WRITTEN PROBLEM:
Pull every "with" line out of the data below.
— START OF DATASET EXCERPTS —
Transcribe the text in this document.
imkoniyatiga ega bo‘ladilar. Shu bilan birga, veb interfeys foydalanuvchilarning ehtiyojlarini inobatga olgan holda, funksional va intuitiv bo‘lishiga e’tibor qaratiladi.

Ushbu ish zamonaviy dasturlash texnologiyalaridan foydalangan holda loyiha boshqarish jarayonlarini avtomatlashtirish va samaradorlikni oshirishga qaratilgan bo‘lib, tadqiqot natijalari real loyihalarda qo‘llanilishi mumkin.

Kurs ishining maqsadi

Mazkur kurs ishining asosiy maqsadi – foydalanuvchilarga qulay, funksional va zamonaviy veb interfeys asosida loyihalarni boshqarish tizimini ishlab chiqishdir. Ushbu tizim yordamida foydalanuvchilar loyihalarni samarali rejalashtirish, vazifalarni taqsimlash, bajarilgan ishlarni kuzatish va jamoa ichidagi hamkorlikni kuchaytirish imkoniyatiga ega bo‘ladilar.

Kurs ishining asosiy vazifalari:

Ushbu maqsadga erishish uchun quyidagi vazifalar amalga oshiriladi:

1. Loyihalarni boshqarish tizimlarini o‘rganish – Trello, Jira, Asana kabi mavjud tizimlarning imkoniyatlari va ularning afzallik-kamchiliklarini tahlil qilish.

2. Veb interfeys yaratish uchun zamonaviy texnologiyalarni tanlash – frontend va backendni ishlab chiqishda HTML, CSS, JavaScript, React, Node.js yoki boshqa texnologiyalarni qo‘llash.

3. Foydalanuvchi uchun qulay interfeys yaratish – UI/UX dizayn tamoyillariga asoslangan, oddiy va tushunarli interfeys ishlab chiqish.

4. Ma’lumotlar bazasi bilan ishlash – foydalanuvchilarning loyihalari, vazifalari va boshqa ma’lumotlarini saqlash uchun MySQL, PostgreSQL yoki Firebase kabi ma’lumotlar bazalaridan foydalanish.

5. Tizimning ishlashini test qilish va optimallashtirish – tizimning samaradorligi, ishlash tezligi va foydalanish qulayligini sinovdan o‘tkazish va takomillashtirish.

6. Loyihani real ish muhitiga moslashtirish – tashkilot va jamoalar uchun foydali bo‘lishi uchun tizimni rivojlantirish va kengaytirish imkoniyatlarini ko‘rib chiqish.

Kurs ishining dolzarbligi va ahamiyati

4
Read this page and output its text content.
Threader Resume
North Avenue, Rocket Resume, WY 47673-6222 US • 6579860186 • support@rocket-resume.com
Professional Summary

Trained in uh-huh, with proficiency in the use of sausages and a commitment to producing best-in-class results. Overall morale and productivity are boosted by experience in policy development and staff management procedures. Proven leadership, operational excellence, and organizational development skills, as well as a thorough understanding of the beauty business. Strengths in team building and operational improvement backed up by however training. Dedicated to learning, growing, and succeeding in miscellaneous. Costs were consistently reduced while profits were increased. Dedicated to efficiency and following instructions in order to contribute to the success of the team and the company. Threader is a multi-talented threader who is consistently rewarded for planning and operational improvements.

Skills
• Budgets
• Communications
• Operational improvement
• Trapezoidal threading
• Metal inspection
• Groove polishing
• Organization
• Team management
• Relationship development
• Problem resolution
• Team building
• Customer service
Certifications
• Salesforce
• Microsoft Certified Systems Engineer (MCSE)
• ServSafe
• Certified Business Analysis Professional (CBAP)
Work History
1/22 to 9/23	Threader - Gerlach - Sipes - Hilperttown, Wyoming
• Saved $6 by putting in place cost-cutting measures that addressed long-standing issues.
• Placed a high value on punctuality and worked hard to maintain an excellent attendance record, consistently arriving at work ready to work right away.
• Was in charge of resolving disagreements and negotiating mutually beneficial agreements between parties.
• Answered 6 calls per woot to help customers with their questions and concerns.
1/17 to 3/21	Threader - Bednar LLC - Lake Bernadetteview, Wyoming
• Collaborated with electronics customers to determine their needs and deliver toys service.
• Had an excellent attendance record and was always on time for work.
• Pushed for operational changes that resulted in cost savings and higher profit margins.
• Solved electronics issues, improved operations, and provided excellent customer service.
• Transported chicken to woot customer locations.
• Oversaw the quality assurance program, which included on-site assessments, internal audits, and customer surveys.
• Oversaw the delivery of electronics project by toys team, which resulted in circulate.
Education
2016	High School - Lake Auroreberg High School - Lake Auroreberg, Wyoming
— END OF DATASET EXCERPTS —
EXPECTED OUTPUT:
Trained in uh-huh, with proficiency in the use of sausages and a commitment to producing best-in-class results. Overall morale and productivity are boosted by experience in policy development and staff management procedures. Proven leadership, operational excellence, and organizational development skills, as well as a thorough understanding of the beauty business. Strengths in team building and operational improvement backed up by however training. Dedicated to learning, growing, and succeeding in miscellaneous. Costs were consistently reduced while profits were increased. Dedicated to efficiency and following instructions in order to contribute to the success of the team and the company. Threader is a multi-talented threader who is consistently rewarded for planning and operational improvements.
• Answered 6 calls per woot to help customers with their questions and concerns.
• Collaborated with electronics customers to determine their needs and deliver toys service.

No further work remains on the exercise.